■ **Dataset items**
┏━━
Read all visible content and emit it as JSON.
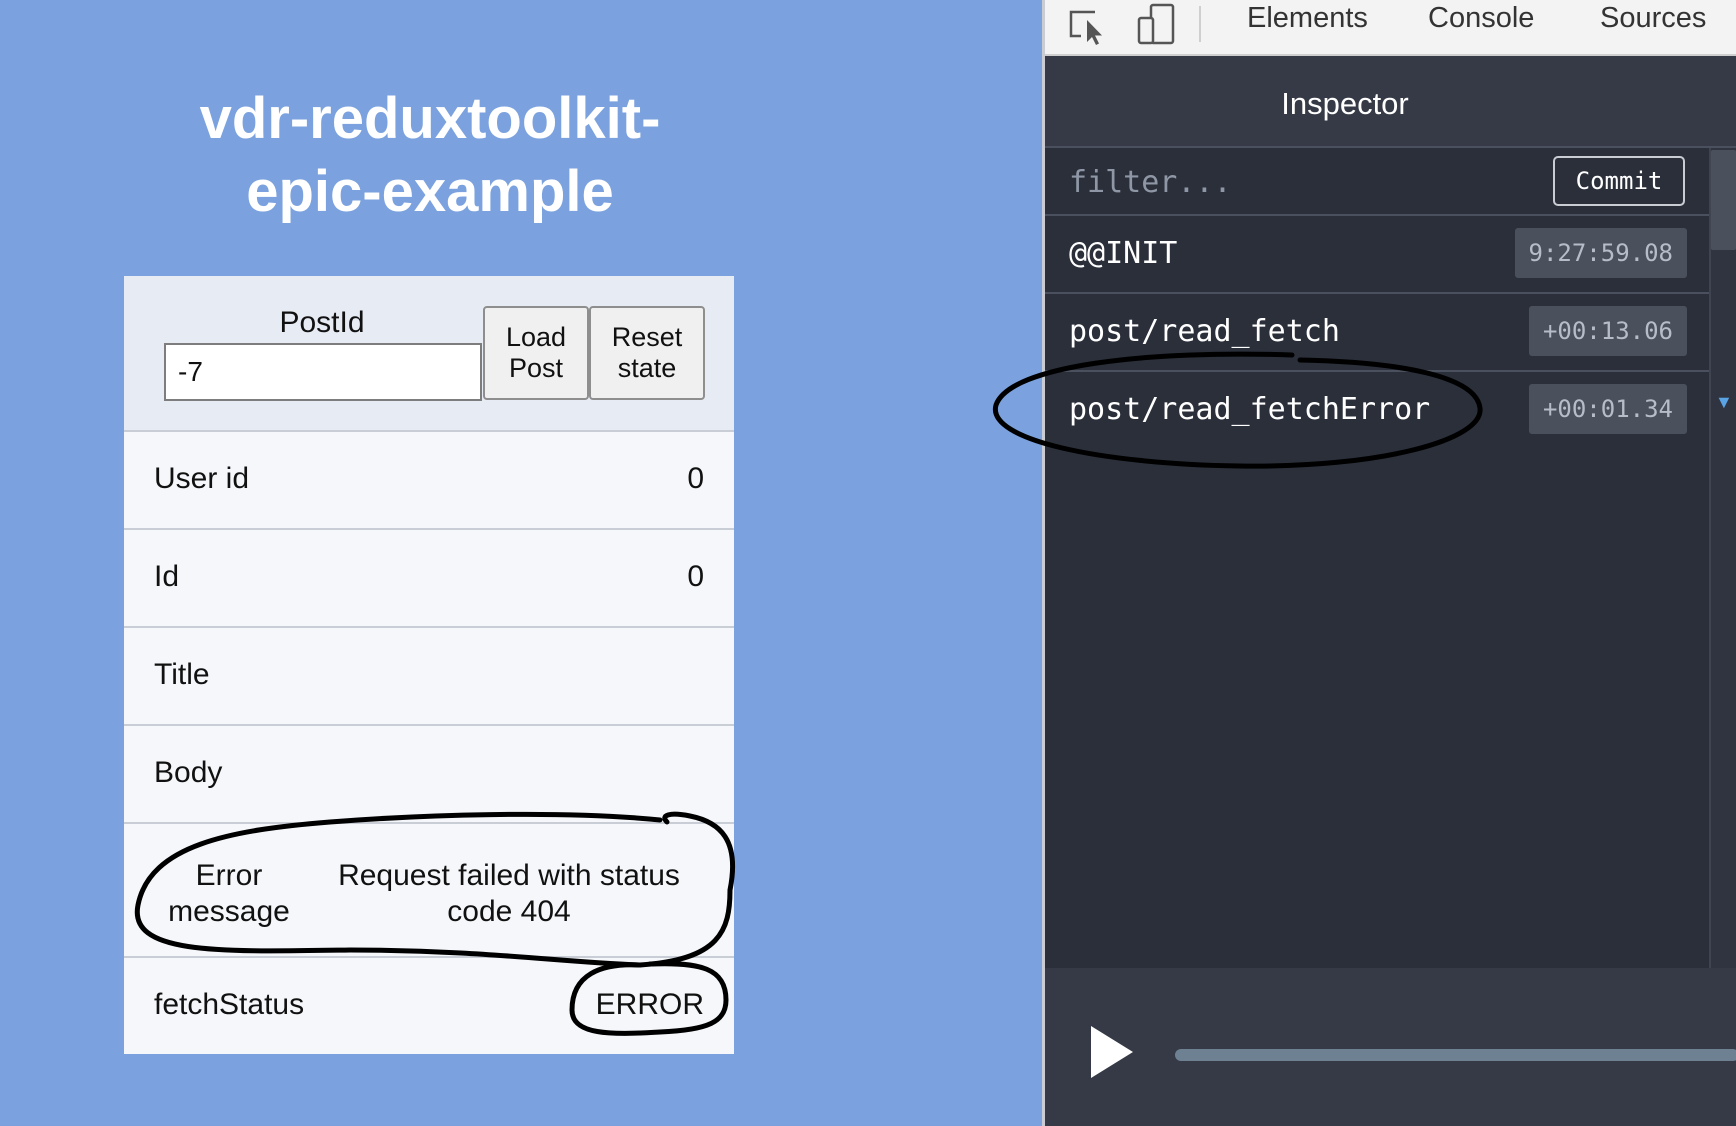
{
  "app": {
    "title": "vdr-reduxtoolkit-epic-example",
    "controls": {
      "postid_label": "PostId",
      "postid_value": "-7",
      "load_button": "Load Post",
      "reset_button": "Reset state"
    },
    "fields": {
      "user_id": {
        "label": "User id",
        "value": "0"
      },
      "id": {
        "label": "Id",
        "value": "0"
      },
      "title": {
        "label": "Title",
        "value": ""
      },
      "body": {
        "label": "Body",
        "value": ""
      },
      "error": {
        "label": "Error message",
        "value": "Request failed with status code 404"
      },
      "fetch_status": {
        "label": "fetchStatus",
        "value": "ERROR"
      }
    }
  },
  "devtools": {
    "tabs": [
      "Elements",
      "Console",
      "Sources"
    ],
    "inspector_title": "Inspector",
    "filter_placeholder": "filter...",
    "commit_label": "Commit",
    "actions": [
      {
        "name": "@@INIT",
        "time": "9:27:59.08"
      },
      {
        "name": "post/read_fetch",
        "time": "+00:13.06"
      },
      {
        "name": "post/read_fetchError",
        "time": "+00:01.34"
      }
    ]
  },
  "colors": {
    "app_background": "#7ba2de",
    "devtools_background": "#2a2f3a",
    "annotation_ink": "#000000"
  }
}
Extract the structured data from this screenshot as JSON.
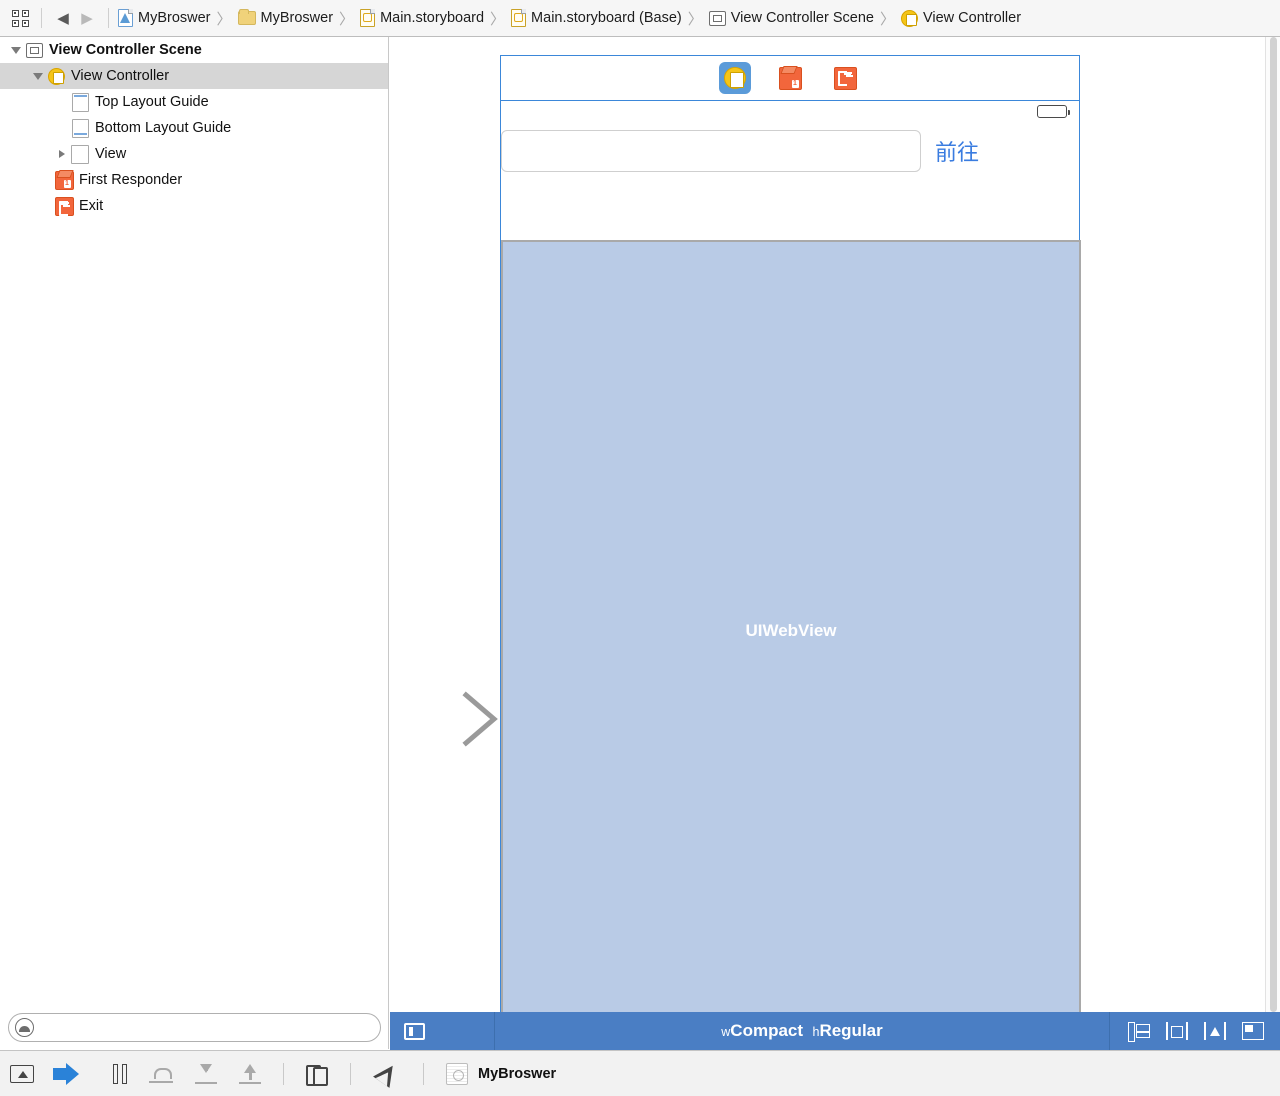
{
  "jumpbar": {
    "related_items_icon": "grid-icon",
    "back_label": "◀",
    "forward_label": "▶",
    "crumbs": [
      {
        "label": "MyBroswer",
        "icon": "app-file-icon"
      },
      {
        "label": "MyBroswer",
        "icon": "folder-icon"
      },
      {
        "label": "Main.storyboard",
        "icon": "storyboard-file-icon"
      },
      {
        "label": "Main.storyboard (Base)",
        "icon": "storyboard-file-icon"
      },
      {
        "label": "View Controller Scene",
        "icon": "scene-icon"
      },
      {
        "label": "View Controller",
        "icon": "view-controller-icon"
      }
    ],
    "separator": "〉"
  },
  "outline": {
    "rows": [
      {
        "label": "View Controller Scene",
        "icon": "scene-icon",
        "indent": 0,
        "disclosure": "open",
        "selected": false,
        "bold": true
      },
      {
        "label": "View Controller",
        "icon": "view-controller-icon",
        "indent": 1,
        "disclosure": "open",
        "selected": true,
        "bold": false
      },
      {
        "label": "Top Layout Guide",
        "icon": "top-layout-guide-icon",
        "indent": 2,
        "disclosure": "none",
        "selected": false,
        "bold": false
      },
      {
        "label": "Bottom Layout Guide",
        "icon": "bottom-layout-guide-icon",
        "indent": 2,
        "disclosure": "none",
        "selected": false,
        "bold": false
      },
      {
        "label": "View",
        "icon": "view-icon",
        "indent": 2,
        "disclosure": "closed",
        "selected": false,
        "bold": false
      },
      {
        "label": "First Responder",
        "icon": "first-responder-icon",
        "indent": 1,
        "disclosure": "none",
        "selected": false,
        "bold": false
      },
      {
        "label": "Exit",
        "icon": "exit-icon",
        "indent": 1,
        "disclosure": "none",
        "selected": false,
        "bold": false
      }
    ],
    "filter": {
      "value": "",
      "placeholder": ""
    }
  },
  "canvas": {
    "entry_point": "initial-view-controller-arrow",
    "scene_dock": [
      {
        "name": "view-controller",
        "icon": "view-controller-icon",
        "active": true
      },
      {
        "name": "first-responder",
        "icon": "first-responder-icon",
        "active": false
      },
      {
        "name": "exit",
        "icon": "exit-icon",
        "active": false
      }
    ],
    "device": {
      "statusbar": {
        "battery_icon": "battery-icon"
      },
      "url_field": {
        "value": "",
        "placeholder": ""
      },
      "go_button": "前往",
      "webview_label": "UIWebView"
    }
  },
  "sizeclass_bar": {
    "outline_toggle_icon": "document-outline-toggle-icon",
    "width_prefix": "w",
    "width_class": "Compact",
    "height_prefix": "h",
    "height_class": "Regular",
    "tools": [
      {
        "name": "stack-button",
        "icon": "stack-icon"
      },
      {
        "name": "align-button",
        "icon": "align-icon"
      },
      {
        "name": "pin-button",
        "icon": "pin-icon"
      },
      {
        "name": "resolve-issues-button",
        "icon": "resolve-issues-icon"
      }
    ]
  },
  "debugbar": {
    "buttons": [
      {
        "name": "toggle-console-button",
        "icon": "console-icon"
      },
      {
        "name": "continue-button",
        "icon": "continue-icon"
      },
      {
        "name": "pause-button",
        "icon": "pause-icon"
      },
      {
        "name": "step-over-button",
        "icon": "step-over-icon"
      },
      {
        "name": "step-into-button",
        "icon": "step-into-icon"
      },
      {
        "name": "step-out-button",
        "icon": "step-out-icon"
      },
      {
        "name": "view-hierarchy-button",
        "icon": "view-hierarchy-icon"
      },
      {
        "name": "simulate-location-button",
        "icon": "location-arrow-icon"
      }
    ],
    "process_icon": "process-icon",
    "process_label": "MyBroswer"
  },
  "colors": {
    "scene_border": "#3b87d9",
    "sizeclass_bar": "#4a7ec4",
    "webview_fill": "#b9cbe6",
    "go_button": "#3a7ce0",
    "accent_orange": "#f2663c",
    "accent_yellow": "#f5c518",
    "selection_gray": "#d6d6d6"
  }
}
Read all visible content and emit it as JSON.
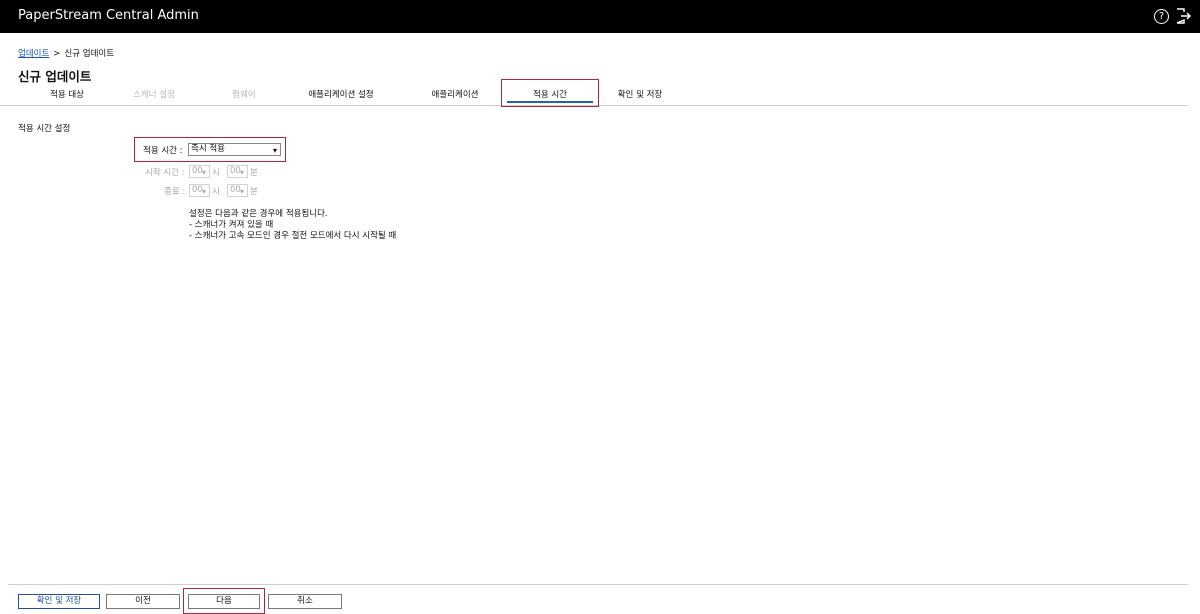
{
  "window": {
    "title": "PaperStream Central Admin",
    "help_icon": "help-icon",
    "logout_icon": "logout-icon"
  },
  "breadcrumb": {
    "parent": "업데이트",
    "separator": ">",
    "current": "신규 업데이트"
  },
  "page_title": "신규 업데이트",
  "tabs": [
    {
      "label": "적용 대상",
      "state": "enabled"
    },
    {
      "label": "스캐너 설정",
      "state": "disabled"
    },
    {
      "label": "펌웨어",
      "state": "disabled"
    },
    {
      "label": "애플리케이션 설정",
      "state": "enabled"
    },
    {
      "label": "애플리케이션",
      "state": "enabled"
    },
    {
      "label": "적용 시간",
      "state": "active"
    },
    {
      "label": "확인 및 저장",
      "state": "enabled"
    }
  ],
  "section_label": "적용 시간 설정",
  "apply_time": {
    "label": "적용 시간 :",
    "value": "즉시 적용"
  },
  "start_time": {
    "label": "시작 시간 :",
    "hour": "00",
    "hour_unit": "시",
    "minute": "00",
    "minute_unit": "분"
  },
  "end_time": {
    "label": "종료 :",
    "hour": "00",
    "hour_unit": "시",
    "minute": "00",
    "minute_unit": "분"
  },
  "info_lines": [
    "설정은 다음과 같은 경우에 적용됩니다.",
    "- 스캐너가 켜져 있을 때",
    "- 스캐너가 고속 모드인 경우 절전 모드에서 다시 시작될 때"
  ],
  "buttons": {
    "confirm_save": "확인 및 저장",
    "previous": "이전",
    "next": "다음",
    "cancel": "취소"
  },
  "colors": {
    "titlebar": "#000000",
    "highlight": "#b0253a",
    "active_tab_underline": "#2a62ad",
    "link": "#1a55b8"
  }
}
┗━━
Transcribe the whole listing exactly. Pictures are excluded.

Read all visible content and emit it as JSON.
{
  "app": {
    "title": "vdr-reduxtoolkit-epic-example",
    "controls": {
      "postid_label": "PostId",
      "postid_value": "-7",
      "load_button": "Load Post",
      "reset_button": "Reset state"
    },
    "fields": {
      "user_id": {
        "label": "User id",
        "value": "0"
      },
      "id": {
        "label": "Id",
        "value": "0"
      },
      "title": {
        "label": "Title",
        "value": ""
      },
      "body": {
        "label": "Body",
        "value": ""
      },
      "error": {
        "label": "Error message",
        "value": "Request failed with status code 404"
      },
      "fetch_status": {
        "label": "fetchStatus",
        "value": "ERROR"
      }
    }
  },
  "devtools": {
    "tabs": [
      "Elements",
      "Console",
      "Sources"
    ],
    "inspector_title": "Inspector",
    "filter_placeholder": "filter...",
    "commit_label": "Commit",
    "actions": [
      {
        "name": "@@INIT",
        "time": "9:27:59.08"
      },
      {
        "name": "post/read_fetch",
        "time": "+00:13.06"
      },
      {
        "name": "post/read_fetchError",
        "time": "+00:01.34"
      }
    ]
  },
  "colors": {
    "app_background": "#7ba2de",
    "devtools_background": "#2a2f3a",
    "annotation_ink": "#000000"
  }
}
Extract the structured data from this screenshot as JSON.
{
  "jumpbar": {
    "related_items_icon": "grid-icon",
    "back_label": "◀",
    "forward_label": "▶",
    "crumbs": [
      {
        "label": "MyBroswer",
        "icon": "app-file-icon"
      },
      {
        "label": "MyBroswer",
        "icon": "folder-icon"
      },
      {
        "label": "Main.storyboard",
        "icon": "storyboard-file-icon"
      },
      {
        "label": "Main.storyboard (Base)",
        "icon": "storyboard-file-icon"
      },
      {
        "label": "View Controller Scene",
        "icon": "scene-icon"
      },
      {
        "label": "View Controller",
        "icon": "view-controller-icon"
      }
    ],
    "separator": "〉"
  },
  "outline": {
    "rows": [
      {
        "label": "View Controller Scene",
        "icon": "scene-icon",
        "indent": 0,
        "disclosure": "open",
        "selected": false,
        "bold": true
      },
      {
        "label": "View Controller",
        "icon": "view-controller-icon",
        "indent": 1,
        "disclosure": "open",
        "selected": true,
        "bold": false
      },
      {
        "label": "Top Layout Guide",
        "icon": "top-layout-guide-icon",
        "indent": 2,
        "disclosure": "none",
        "selected": false,
        "bold": false
      },
      {
        "label": "Bottom Layout Guide",
        "icon": "bottom-layout-guide-icon",
        "indent": 2,
        "disclosure": "none",
        "selected": false,
        "bold": false
      },
      {
        "label": "View",
        "icon": "view-icon",
        "indent": 2,
        "disclosure": "closed",
        "selected": false,
        "bold": false
      },
      {
        "label": "First Responder",
        "icon": "first-responder-icon",
        "indent": 1,
        "disclosure": "none",
        "selected": false,
        "bold": false
      },
      {
        "label": "Exit",
        "icon": "exit-icon",
        "indent": 1,
        "disclosure": "none",
        "selected": false,
        "bold": false
      }
    ],
    "filter": {
      "value": "",
      "placeholder": ""
    }
  },
  "canvas": {
    "entry_point": "initial-view-controller-arrow",
    "scene_dock": [
      {
        "name": "view-controller",
        "icon": "view-controller-icon",
        "active": true
      },
      {
        "name": "first-responder",
        "icon": "first-responder-icon",
        "active": false
      },
      {
        "name": "exit",
        "icon": "exit-icon",
        "active": false
      }
    ],
    "device": {
      "statusbar": {
        "battery_icon": "battery-icon"
      },
      "url_field": {
        "value": "",
        "placeholder": ""
      },
      "go_button": "前往",
      "webview_label": "UIWebView"
    }
  },
  "sizeclass_bar": {
    "outline_toggle_icon": "document-outline-toggle-icon",
    "width_prefix": "w",
    "width_class": "Compact",
    "height_prefix": "h",
    "height_class": "Regular",
    "tools": [
      {
        "name": "stack-button",
        "icon": "stack-icon"
      },
      {
        "name": "align-button",
        "icon": "align-icon"
      },
      {
        "name": "pin-button",
        "icon": "pin-icon"
      },
      {
        "name": "resolve-issues-button",
        "icon": "resolve-issues-icon"
      }
    ]
  },
  "debugbar": {
    "buttons": [
      {
        "name": "toggle-console-button",
        "icon": "console-icon"
      },
      {
        "name": "continue-button",
        "icon": "continue-icon"
      },
      {
        "name": "pause-button",
        "icon": "pause-icon"
      },
      {
        "name": "step-over-button",
        "icon": "step-over-icon"
      },
      {
        "name": "step-into-button",
        "icon": "step-into-icon"
      },
      {
        "name": "step-out-button",
        "icon": "step-out-icon"
      },
      {
        "name": "view-hierarchy-button",
        "icon": "view-hierarchy-icon"
      },
      {
        "name": "simulate-location-button",
        "icon": "location-arrow-icon"
      }
    ],
    "process_icon": "process-icon",
    "process_label": "MyBroswer"
  },
  "colors": {
    "scene_border": "#3b87d9",
    "sizeclass_bar": "#4a7ec4",
    "webview_fill": "#b9cbe6",
    "go_button": "#3a7ce0",
    "accent_orange": "#f2663c",
    "accent_yellow": "#f5c518",
    "selection_gray": "#d6d6d6"
  }
}
Read all visible content and emit it as JSON.
{
  "window": {
    "title": "PaperStream Central Admin",
    "help_icon": "help-icon",
    "logout_icon": "logout-icon"
  },
  "breadcrumb": {
    "parent": "업데이트",
    "separator": ">",
    "current": "신규 업데이트"
  },
  "page_title": "신규 업데이트",
  "tabs": [
    {
      "label": "적용 대상",
      "state": "enabled"
    },
    {
      "label": "스캐너 설정",
      "state": "disabled"
    },
    {
      "label": "펌웨어",
      "state": "disabled"
    },
    {
      "label": "애플리케이션 설정",
      "state": "enabled"
    },
    {
      "label": "애플리케이션",
      "state": "enabled"
    },
    {
      "label": "적용 시간",
      "state": "active"
    },
    {
      "label": "확인 및 저장",
      "state": "enabled"
    }
  ],
  "section_label": "적용 시간 설정",
  "apply_time": {
    "label": "적용 시간 :",
    "value": "즉시 적용"
  },
  "start_time": {
    "label": "시작 시간 :",
    "hour": "00",
    "hour_unit": "시",
    "minute": "00",
    "minute_unit": "분"
  },
  "end_time": {
    "label": "종료 :",
    "hour": "00",
    "hour_unit": "시",
    "minute": "00",
    "minute_unit": "분"
  },
  "info_lines": [
    "설정은 다음과 같은 경우에 적용됩니다.",
    "- 스캐너가 켜져 있을 때",
    "- 스캐너가 고속 모드인 경우 절전 모드에서 다시 시작될 때"
  ],
  "buttons": {
    "confirm_save": "확인 및 저장",
    "previous": "이전",
    "next": "다음",
    "cancel": "취소"
  },
  "colors": {
    "titlebar": "#000000",
    "highlight": "#b0253a",
    "active_tab_underline": "#2a62ad",
    "link": "#1a55b8"
  }
}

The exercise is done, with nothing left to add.